--- Start Data shown ---

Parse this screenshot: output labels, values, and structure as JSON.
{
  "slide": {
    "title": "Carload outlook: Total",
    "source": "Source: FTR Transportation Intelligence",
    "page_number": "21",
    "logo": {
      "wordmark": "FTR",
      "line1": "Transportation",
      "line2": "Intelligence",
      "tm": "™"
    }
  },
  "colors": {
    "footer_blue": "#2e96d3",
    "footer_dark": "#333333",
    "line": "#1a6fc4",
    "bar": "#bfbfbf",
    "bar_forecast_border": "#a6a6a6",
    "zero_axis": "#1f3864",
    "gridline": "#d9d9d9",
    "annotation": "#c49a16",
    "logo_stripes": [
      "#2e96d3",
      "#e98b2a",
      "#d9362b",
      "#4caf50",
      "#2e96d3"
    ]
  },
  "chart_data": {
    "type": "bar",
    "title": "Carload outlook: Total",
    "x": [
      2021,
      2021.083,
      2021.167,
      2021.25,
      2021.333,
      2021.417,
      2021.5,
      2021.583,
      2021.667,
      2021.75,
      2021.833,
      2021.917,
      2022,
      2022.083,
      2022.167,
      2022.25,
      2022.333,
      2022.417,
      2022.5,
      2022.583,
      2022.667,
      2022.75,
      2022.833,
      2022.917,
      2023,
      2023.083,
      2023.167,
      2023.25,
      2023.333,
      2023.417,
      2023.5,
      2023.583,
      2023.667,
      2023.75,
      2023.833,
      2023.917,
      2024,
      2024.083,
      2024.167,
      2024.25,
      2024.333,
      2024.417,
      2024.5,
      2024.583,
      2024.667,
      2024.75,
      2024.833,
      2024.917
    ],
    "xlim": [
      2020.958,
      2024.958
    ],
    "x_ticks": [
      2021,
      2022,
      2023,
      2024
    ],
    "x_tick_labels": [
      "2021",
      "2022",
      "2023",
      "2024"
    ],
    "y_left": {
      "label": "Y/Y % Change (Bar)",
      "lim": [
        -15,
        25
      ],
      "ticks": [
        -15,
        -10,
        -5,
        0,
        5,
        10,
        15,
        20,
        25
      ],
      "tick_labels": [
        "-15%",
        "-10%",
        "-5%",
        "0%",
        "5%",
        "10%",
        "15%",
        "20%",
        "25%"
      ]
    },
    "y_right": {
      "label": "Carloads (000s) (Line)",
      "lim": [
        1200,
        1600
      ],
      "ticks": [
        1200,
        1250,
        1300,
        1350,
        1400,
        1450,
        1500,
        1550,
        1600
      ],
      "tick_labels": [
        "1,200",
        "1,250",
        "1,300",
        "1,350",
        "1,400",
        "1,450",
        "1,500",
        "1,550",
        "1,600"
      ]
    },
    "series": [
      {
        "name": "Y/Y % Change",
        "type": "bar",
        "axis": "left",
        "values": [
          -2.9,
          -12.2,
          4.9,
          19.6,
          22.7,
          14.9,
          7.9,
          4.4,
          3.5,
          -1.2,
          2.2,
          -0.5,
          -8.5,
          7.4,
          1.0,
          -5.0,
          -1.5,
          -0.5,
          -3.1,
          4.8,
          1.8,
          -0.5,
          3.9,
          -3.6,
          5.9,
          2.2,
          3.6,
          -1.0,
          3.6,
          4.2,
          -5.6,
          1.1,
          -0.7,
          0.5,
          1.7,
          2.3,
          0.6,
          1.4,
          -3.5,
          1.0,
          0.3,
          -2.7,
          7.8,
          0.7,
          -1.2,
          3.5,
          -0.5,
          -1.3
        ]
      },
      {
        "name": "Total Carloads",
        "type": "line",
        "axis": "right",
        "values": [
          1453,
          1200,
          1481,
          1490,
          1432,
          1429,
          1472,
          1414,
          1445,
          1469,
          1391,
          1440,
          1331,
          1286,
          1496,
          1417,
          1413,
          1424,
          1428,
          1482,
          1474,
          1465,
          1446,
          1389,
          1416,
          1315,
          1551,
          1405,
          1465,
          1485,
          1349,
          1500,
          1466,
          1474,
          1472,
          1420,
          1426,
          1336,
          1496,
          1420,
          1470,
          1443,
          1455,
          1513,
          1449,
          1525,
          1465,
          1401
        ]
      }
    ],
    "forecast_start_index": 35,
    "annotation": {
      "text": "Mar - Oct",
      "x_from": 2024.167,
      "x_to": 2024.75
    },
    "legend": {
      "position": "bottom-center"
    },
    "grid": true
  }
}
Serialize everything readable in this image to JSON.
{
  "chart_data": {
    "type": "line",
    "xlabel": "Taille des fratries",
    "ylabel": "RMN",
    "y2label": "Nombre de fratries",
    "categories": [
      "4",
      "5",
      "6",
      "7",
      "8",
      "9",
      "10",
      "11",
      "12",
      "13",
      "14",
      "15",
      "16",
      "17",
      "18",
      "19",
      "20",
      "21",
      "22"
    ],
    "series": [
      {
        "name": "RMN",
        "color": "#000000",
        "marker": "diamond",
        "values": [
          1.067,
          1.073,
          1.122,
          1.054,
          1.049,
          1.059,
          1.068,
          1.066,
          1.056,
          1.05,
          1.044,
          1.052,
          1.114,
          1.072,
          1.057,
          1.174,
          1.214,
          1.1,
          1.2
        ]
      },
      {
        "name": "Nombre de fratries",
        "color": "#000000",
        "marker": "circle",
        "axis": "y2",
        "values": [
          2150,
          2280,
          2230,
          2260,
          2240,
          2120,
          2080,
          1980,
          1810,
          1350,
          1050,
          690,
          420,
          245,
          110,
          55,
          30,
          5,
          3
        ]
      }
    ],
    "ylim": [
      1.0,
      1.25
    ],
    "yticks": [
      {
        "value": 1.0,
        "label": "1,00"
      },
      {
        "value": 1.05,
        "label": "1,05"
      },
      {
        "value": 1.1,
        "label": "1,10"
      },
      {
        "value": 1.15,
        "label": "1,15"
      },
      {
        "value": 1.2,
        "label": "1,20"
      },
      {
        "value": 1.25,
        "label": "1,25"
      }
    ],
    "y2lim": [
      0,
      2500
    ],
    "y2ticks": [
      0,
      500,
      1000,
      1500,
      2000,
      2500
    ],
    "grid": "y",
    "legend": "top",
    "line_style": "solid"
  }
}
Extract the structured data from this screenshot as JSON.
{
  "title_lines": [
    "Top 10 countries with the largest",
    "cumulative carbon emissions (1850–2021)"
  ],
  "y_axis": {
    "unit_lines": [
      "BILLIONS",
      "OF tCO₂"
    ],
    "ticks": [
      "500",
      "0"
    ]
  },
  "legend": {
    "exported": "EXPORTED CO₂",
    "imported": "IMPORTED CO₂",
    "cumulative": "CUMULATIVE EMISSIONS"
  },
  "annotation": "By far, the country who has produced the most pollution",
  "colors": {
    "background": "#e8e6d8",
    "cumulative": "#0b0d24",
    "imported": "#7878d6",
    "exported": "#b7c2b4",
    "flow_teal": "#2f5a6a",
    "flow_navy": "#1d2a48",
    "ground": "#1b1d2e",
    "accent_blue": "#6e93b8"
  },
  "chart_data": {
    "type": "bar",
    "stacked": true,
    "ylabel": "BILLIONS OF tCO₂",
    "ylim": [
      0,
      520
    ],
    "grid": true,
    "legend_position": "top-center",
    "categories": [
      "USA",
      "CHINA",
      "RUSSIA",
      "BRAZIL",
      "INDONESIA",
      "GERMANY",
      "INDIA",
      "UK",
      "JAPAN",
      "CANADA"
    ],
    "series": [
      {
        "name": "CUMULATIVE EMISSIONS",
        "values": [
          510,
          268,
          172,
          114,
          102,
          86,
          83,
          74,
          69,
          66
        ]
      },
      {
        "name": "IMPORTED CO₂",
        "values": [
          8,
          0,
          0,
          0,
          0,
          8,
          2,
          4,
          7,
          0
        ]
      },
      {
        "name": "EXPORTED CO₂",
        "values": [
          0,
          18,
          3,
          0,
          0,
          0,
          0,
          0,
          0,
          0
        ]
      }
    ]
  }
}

--- End Data shown ---

Written task: Return each line of the data exactly as written above.

Complete output:
Parse this screenshot: output labels, values, and structure as JSON.
{
  "slide": {
    "title": "Carload outlook: Total",
    "source": "Source: FTR Transportation Intelligence",
    "page_number": "21",
    "logo": {
      "wordmark": "FTR",
      "line1": "Transportation",
      "line2": "Intelligence",
      "tm": "™"
    }
  },
  "colors": {
    "footer_blue": "#2e96d3",
    "footer_dark": "#333333",
    "line": "#1a6fc4",
    "bar": "#bfbfbf",
    "bar_forecast_border": "#a6a6a6",
    "zero_axis": "#1f3864",
    "gridline": "#d9d9d9",
    "annotation": "#c49a16",
    "logo_stripes": [
      "#2e96d3",
      "#e98b2a",
      "#d9362b",
      "#4caf50",
      "#2e96d3"
    ]
  },
  "chart_data": {
    "type": "bar",
    "title": "Carload outlook: Total",
    "x": [
      2021,
      2021.083,
      2021.167,
      2021.25,
      2021.333,
      2021.417,
      2021.5,
      2021.583,
      2021.667,
      2021.75,
      2021.833,
      2021.917,
      2022,
      2022.083,
      2022.167,
      2022.25,
      2022.333,
      2022.417,
      2022.5,
      2022.583,
      2022.667,
      2022.75,
      2022.833,
      2022.917,
      2023,
      2023.083,
      2023.167,
      2023.25,
      2023.333,
      2023.417,
      2023.5,
      2023.583,
      2023.667,
      2023.75,
      2023.833,
      2023.917,
      2024,
      2024.083,
      2024.167,
      2024.25,
      2024.333,
      2024.417,
      2024.5,
      2024.583,
      2024.667,
      2024.75,
      2024.833,
      2024.917
    ],
    "xlim": [
      2020.958,
      2024.958
    ],
    "x_ticks": [
      2021,
      2022,
      2023,
      2024
    ],
    "x_tick_labels": [
      "2021",
      "2022",
      "2023",
      "2024"
    ],
    "y_left": {
      "label": "Y/Y % Change (Bar)",
      "lim": [
        -15,
        25
      ],
      "ticks": [
        -15,
        -10,
        -5,
        0,
        5,
        10,
        15,
        20,
        25
      ],
      "tick_labels": [
        "-15%",
        "-10%",
        "-5%",
        "0%",
        "5%",
        "10%",
        "15%",
        "20%",
        "25%"
      ]
    },
    "y_right": {
      "label": "Carloads (000s) (Line)",
      "lim": [
        1200,
        1600
      ],
      "ticks": [
        1200,
        1250,
        1300,
        1350,
        1400,
        1450,
        1500,
        1550,
        1600
      ],
      "tick_labels": [
        "1,200",
        "1,250",
        "1,300",
        "1,350",
        "1,400",
        "1,450",
        "1,500",
        "1,550",
        "1,600"
      ]
    },
    "series": [
      {
        "name": "Y/Y % Change",
        "type": "bar",
        "axis": "left",
        "values": [
          -2.9,
          -12.2,
          4.9,
          19.6,
          22.7,
          14.9,
          7.9,
          4.4,
          3.5,
          -1.2,
          2.2,
          -0.5,
          -8.5,
          7.4,
          1.0,
          -5.0,
          -1.5,
          -0.5,
          -3.1,
          4.8,
          1.8,
          -0.5,
          3.9,
          -3.6,
          5.9,
          2.2,
          3.6,
          -1.0,
          3.6,
          4.2,
          -5.6,
          1.1,
          -0.7,
          0.5,
          1.7,
          2.3,
          0.6,
          1.4,
          -3.5,
          1.0,
          0.3,
          -2.7,
          7.8,
          0.7,
          -1.2,
          3.5,
          -0.5,
          -1.3
        ]
      },
      {
        "name": "Total Carloads",
        "type": "line",
        "axis": "right",
        "values": [
          1453,
          1200,
          1481,
          1490,
          1432,
          1429,
          1472,
          1414,
          1445,
          1469,
          1391,
          1440,
          1331,
          1286,
          1496,
          1417,
          1413,
          1424,
          1428,
          1482,
          1474,
          1465,
          1446,
          1389,
          1416,
          1315,
          1551,
          1405,
          1465,
          1485,
          1349,
          1500,
          1466,
          1474,
          1472,
          1420,
          1426,
          1336,
          1496,
          1420,
          1470,
          1443,
          1455,
          1513,
          1449,
          1525,
          1465,
          1401
        ]
      }
    ],
    "forecast_start_index": 35,
    "annotation": {
      "text": "Mar - Oct",
      "x_from": 2024.167,
      "x_to": 2024.75
    },
    "legend": {
      "position": "bottom-center"
    },
    "grid": true
  }
}
Serialize everything readable in this image to JSON.
{
  "chart_data": {
    "type": "line",
    "xlabel": "Taille des fratries",
    "ylabel": "RMN",
    "y2label": "Nombre de fratries",
    "categories": [
      "4",
      "5",
      "6",
      "7",
      "8",
      "9",
      "10",
      "11",
      "12",
      "13",
      "14",
      "15",
      "16",
      "17",
      "18",
      "19",
      "20",
      "21",
      "22"
    ],
    "series": [
      {
        "name": "RMN",
        "color": "#000000",
        "marker": "diamond",
        "values": [
          1.067,
          1.073,
          1.122,
          1.054,
          1.049,
          1.059,
          1.068,
          1.066,
          1.056,
          1.05,
          1.044,
          1.052,
          1.114,
          1.072,
          1.057,
          1.174,
          1.214,
          1.1,
          1.2
        ]
      },
      {
        "name": "Nombre de fratries",
        "color": "#000000",
        "marker": "circle",
        "axis": "y2",
        "values": [
          2150,
          2280,
          2230,
          2260,
          2240,
          2120,
          2080,
          1980,
          1810,
          1350,
          1050,
          690,
          420,
          245,
          110,
          55,
          30,
          5,
          3
        ]
      }
    ],
    "ylim": [
      1.0,
      1.25
    ],
    "yticks": [
      {
        "value": 1.0,
        "label": "1,00"
      },
      {
        "value": 1.05,
        "label": "1,05"
      },
      {
        "value": 1.1,
        "label": "1,10"
      },
      {
        "value": 1.15,
        "label": "1,15"
      },
      {
        "value": 1.2,
        "label": "1,20"
      },
      {
        "value": 1.25,
        "label": "1,25"
      }
    ],
    "y2lim": [
      0,
      2500
    ],
    "y2ticks": [
      0,
      500,
      1000,
      1500,
      2000,
      2500
    ],
    "grid": "y",
    "legend": "top",
    "line_style": "solid"
  }
}
Extract the structured data from this screenshot as JSON.
{
  "title_lines": [
    "Top 10 countries with the largest",
    "cumulative carbon emissions (1850–2021)"
  ],
  "y_axis": {
    "unit_lines": [
      "BILLIONS",
      "OF tCO₂"
    ],
    "ticks": [
      "500",
      "0"
    ]
  },
  "legend": {
    "exported": "EXPORTED CO₂",
    "imported": "IMPORTED CO₂",
    "cumulative": "CUMULATIVE EMISSIONS"
  },
  "annotation": "By far, the country who has produced the most pollution",
  "colors": {
    "background": "#e8e6d8",
    "cumulative": "#0b0d24",
    "imported": "#7878d6",
    "exported": "#b7c2b4",
    "flow_teal": "#2f5a6a",
    "flow_navy": "#1d2a48",
    "ground": "#1b1d2e",
    "accent_blue": "#6e93b8"
  },
  "chart_data": {
    "type": "bar",
    "stacked": true,
    "ylabel": "BILLIONS OF tCO₂",
    "ylim": [
      0,
      520
    ],
    "grid": true,
    "legend_position": "top-center",
    "categories": [
      "USA",
      "CHINA",
      "RUSSIA",
      "BRAZIL",
      "INDONESIA",
      "GERMANY",
      "INDIA",
      "UK",
      "JAPAN",
      "CANADA"
    ],
    "series": [
      {
        "name": "CUMULATIVE EMISSIONS",
        "values": [
          510,
          268,
          172,
          114,
          102,
          86,
          83,
          74,
          69,
          66
        ]
      },
      {
        "name": "IMPORTED CO₂",
        "values": [
          8,
          0,
          0,
          0,
          0,
          8,
          2,
          4,
          7,
          0
        ]
      },
      {
        "name": "EXPORTED CO₂",
        "values": [
          0,
          18,
          3,
          0,
          0,
          0,
          0,
          0,
          0,
          0
        ]
      }
    ]
  }
}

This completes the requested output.